→ **What to work on**
Output all records precisely as written.

→ **Stored data**
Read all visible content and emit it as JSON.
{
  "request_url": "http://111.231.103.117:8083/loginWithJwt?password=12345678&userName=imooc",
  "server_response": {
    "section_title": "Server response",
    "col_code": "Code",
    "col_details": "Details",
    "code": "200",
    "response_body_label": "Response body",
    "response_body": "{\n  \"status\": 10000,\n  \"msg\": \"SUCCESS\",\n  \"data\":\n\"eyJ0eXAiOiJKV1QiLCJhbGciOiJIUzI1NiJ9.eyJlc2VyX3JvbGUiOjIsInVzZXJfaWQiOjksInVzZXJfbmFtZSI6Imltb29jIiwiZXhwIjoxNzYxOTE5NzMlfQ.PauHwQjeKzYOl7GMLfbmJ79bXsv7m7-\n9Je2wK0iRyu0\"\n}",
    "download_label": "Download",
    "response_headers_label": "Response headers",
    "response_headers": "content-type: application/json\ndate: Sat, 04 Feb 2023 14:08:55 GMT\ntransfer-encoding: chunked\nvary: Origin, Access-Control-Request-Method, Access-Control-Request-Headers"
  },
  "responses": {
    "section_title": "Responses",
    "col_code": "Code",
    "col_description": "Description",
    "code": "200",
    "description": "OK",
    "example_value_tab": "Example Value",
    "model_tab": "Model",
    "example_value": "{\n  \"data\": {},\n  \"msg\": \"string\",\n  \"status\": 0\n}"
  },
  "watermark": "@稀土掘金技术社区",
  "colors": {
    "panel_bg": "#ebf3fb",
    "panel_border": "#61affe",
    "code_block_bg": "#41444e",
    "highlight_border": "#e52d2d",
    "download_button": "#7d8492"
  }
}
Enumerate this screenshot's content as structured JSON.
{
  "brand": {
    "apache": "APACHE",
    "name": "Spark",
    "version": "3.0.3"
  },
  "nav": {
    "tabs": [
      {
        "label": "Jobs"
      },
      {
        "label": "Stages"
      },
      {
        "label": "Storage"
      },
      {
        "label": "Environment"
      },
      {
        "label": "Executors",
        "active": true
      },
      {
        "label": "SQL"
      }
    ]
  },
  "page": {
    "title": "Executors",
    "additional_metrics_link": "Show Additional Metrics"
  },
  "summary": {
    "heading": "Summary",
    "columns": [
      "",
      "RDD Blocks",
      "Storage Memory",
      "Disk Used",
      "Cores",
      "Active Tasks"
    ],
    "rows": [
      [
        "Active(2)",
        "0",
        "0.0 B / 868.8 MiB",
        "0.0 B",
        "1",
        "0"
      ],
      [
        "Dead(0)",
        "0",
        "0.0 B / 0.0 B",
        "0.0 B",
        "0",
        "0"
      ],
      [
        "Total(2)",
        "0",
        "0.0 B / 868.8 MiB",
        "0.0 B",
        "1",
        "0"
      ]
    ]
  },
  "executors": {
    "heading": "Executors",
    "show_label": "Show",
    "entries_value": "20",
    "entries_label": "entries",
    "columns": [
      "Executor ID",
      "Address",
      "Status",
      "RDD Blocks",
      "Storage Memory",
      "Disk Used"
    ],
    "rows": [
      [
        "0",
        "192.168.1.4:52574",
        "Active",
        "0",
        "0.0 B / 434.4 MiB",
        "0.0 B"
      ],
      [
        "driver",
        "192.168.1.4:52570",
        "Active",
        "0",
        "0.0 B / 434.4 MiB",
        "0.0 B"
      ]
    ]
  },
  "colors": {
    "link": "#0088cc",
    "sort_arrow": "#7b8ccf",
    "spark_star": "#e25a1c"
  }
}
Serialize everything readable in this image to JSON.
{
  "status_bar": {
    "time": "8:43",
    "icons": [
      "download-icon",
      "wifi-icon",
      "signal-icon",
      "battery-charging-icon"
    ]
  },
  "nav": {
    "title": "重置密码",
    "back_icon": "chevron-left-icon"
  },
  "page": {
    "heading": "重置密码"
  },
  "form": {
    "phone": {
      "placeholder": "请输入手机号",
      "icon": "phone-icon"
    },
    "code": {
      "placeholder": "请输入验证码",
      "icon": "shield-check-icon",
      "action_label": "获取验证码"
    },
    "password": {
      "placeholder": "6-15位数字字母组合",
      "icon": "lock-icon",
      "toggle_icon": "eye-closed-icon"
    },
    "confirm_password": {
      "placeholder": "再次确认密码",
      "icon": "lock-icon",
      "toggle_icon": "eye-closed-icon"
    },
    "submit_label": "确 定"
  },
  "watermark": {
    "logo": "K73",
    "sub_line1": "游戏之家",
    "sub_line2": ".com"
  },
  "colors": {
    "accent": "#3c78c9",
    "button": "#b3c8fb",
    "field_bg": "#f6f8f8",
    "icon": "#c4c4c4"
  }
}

→ **Exercise answer**
Read all visible content and emit it as JSON.
{
  "request_url": "http://111.231.103.117:8083/loginWithJwt?password=12345678&userName=imooc",
  "server_response": {
    "section_title": "Server response",
    "col_code": "Code",
    "col_details": "Details",
    "code": "200",
    "response_body_label": "Response body",
    "response_body": "{\n  \"status\": 10000,\n  \"msg\": \"SUCCESS\",\n  \"data\":\n\"eyJ0eXAiOiJKV1QiLCJhbGciOiJIUzI1NiJ9.eyJlc2VyX3JvbGUiOjIsInVzZXJfaWQiOjksInVzZXJfbmFtZSI6Imltb29jIiwiZXhwIjoxNzYxOTE5NzMlfQ.PauHwQjeKzYOl7GMLfbmJ79bXsv7m7-\n9Je2wK0iRyu0\"\n}",
    "download_label": "Download",
    "response_headers_label": "Response headers",
    "response_headers": "content-type: application/json\ndate: Sat, 04 Feb 2023 14:08:55 GMT\ntransfer-encoding: chunked\nvary: Origin, Access-Control-Request-Method, Access-Control-Request-Headers"
  },
  "responses": {
    "section_title": "Responses",
    "col_code": "Code",
    "col_description": "Description",
    "code": "200",
    "description": "OK",
    "example_value_tab": "Example Value",
    "model_tab": "Model",
    "example_value": "{\n  \"data\": {},\n  \"msg\": \"string\",\n  \"status\": 0\n}"
  },
  "watermark": "@稀土掘金技术社区",
  "colors": {
    "panel_bg": "#ebf3fb",
    "panel_border": "#61affe",
    "code_block_bg": "#41444e",
    "highlight_border": "#e52d2d",
    "download_button": "#7d8492"
  }
}
Enumerate this screenshot's content as structured JSON.
{
  "brand": {
    "apache": "APACHE",
    "name": "Spark",
    "version": "3.0.3"
  },
  "nav": {
    "tabs": [
      {
        "label": "Jobs"
      },
      {
        "label": "Stages"
      },
      {
        "label": "Storage"
      },
      {
        "label": "Environment"
      },
      {
        "label": "Executors",
        "active": true
      },
      {
        "label": "SQL"
      }
    ]
  },
  "page": {
    "title": "Executors",
    "additional_metrics_link": "Show Additional Metrics"
  },
  "summary": {
    "heading": "Summary",
    "columns": [
      "",
      "RDD Blocks",
      "Storage Memory",
      "Disk Used",
      "Cores",
      "Active Tasks"
    ],
    "rows": [
      [
        "Active(2)",
        "0",
        "0.0 B / 868.8 MiB",
        "0.0 B",
        "1",
        "0"
      ],
      [
        "Dead(0)",
        "0",
        "0.0 B / 0.0 B",
        "0.0 B",
        "0",
        "0"
      ],
      [
        "Total(2)",
        "0",
        "0.0 B / 868.8 MiB",
        "0.0 B",
        "1",
        "0"
      ]
    ]
  },
  "executors": {
    "heading": "Executors",
    "show_label": "Show",
    "entries_value": "20",
    "entries_label": "entries",
    "columns": [
      "Executor ID",
      "Address",
      "Status",
      "RDD Blocks",
      "Storage Memory",
      "Disk Used"
    ],
    "rows": [
      [
        "0",
        "192.168.1.4:52574",
        "Active",
        "0",
        "0.0 B / 434.4 MiB",
        "0.0 B"
      ],
      [
        "driver",
        "192.168.1.4:52570",
        "Active",
        "0",
        "0.0 B / 434.4 MiB",
        "0.0 B"
      ]
    ]
  },
  "colors": {
    "link": "#0088cc",
    "sort_arrow": "#7b8ccf",
    "spark_star": "#e25a1c"
  }
}
Serialize everything readable in this image to JSON.
{
  "status_bar": {
    "time": "8:43",
    "icons": [
      "download-icon",
      "wifi-icon",
      "signal-icon",
      "battery-charging-icon"
    ]
  },
  "nav": {
    "title": "重置密码",
    "back_icon": "chevron-left-icon"
  },
  "page": {
    "heading": "重置密码"
  },
  "form": {
    "phone": {
      "placeholder": "请输入手机号",
      "icon": "phone-icon"
    },
    "code": {
      "placeholder": "请输入验证码",
      "icon": "shield-check-icon",
      "action_label": "获取验证码"
    },
    "password": {
      "placeholder": "6-15位数字字母组合",
      "icon": "lock-icon",
      "toggle_icon": "eye-closed-icon"
    },
    "confirm_password": {
      "placeholder": "再次确认密码",
      "icon": "lock-icon",
      "toggle_icon": "eye-closed-icon"
    },
    "submit_label": "确 定"
  },
  "watermark": {
    "logo": "K73",
    "sub_line1": "游戏之家",
    "sub_line2": ".com"
  },
  "colors": {
    "accent": "#3c78c9",
    "button": "#b3c8fb",
    "field_bg": "#f6f8f8",
    "icon": "#c4c4c4"
  }
}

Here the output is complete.